start

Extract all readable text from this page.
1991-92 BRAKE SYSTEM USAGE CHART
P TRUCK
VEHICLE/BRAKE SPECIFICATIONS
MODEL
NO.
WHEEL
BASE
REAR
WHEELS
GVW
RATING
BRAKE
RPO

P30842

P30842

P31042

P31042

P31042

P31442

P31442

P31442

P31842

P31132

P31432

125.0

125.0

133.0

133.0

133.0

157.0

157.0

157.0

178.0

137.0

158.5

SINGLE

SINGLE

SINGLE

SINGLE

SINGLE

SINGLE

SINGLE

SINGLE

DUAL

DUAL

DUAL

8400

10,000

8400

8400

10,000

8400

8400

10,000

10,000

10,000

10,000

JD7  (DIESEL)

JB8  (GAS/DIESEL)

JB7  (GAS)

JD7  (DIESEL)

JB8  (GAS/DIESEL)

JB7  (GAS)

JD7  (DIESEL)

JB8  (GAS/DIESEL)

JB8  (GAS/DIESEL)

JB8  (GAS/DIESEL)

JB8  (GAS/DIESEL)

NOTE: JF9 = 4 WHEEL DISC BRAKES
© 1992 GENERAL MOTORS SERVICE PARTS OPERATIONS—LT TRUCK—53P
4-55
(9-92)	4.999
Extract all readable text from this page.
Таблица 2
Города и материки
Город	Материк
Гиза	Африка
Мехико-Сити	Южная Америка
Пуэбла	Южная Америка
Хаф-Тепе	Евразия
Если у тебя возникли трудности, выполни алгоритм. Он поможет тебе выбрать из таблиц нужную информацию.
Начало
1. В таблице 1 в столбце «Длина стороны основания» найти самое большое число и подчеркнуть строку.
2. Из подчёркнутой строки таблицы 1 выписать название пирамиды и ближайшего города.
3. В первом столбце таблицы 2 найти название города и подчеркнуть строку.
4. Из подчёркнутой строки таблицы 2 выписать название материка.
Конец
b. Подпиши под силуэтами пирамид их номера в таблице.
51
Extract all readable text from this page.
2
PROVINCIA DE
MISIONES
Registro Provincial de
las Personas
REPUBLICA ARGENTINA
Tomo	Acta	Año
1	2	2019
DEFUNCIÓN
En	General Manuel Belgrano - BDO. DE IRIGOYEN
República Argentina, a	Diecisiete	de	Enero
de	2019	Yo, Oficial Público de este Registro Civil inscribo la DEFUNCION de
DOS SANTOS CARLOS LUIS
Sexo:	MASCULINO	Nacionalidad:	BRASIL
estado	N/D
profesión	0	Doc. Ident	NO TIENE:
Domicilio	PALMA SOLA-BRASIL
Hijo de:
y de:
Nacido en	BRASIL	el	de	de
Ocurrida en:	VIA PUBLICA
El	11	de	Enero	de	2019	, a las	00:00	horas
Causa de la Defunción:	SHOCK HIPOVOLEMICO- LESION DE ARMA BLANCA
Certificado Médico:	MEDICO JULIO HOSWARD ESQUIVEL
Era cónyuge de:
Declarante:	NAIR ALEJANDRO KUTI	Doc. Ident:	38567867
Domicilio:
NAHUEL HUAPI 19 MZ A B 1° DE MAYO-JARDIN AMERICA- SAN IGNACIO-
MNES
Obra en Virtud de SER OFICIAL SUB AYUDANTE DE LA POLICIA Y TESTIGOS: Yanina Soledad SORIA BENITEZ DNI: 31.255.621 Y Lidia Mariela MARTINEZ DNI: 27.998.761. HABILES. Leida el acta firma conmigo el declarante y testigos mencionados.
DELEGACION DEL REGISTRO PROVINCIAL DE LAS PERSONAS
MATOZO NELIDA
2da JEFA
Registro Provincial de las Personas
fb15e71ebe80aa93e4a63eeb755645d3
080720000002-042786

end

What is asked:
Reproduce every line of the material above exactly.

Solution to this problem:
Extract all readable text from this page.
1991-92 BRAKE SYSTEM USAGE CHART
P TRUCK
VEHICLE/BRAKE SPECIFICATIONS
MODEL
NO.
WHEEL
BASE
REAR
WHEELS
GVW
RATING
BRAKE
RPO

P30842

P30842

P31042

P31042

P31042

P31442

P31442

P31442

P31842

P31132

P31432

125.0

125.0

133.0

133.0

133.0

157.0

157.0

157.0

178.0

137.0

158.5

SINGLE

SINGLE

SINGLE

SINGLE

SINGLE

SINGLE

SINGLE

SINGLE

DUAL

DUAL

DUAL

8400

10,000

8400

8400

10,000

8400

8400

10,000

10,000

10,000

10,000

JD7  (DIESEL)

JB8  (GAS/DIESEL)

JB7  (GAS)

JD7  (DIESEL)

JB8  (GAS/DIESEL)

JB7  (GAS)

JD7  (DIESEL)

JB8  (GAS/DIESEL)

JB8  (GAS/DIESEL)

JB8  (GAS/DIESEL)

JB8  (GAS/DIESEL)

NOTE: JF9 = 4 WHEEL DISC BRAKES
© 1992 GENERAL MOTORS SERVICE PARTS OPERATIONS—LT TRUCK—53P
4-55
(9-92)	4.999
Extract all readable text from this page.
Таблица 2
Города и материки
Город	Материк
Гиза	Африка
Мехико-Сити	Южная Америка
Пуэбла	Южная Америка
Хаф-Тепе	Евразия
Если у тебя возникли трудности, выполни алгоритм. Он поможет тебе выбрать из таблиц нужную информацию.
Начало
1. В таблице 1 в столбце «Длина стороны основания» найти самое большое число и подчеркнуть строку.
2. Из подчёркнутой строки таблицы 1 выписать название пирамиды и ближайшего города.
3. В первом столбце таблицы 2 найти название города и подчеркнуть строку.
4. Из подчёркнутой строки таблицы 2 выписать название материка.
Конец
b. Подпиши под силуэтами пирамид их номера в таблице.
51
Extract all readable text from this page.
2
PROVINCIA DE
MISIONES
Registro Provincial de
las Personas
REPUBLICA ARGENTINA
Tomo	Acta	Año
1	2	2019
DEFUNCIÓN
En	General Manuel Belgrano - BDO. DE IRIGOYEN
República Argentina, a	Diecisiete	de	Enero
de	2019	Yo, Oficial Público de este Registro Civil inscribo la DEFUNCION de
DOS SANTOS CARLOS LUIS
Sexo:	MASCULINO	Nacionalidad:	BRASIL
estado	N/D
profesión	0	Doc. Ident	NO TIENE:
Domicilio	PALMA SOLA-BRASIL
Hijo de:
y de:
Nacido en	BRASIL	el	de	de
Ocurrida en:	VIA PUBLICA
El	11	de	Enero	de	2019	, a las	00:00	horas
Causa de la Defunción:	SHOCK HIPOVOLEMICO- LESION DE ARMA BLANCA
Certificado Médico:	MEDICO JULIO HOSWARD ESQUIVEL
Era cónyuge de:
Declarante:	NAIR ALEJANDRO KUTI	Doc. Ident:	38567867
Domicilio:
NAHUEL HUAPI 19 MZ A B 1° DE MAYO-JARDIN AMERICA- SAN IGNACIO-
MNES
Obra en Virtud de SER OFICIAL SUB AYUDANTE DE LA POLICIA Y TESTIGOS: Yanina Soledad SORIA BENITEZ DNI: 31.255.621 Y Lidia Mariela MARTINEZ DNI: 27.998.761. HABILES. Leida el acta firma conmigo el declarante y testigos mencionados.
DELEGACION DEL REGISTRO PROVINCIAL DE LAS PERSONAS
MATOZO NELIDA
2da JEFA
Registro Provincial de las Personas
fb15e71ebe80aa93e4a63eeb755645d3
080720000002-042786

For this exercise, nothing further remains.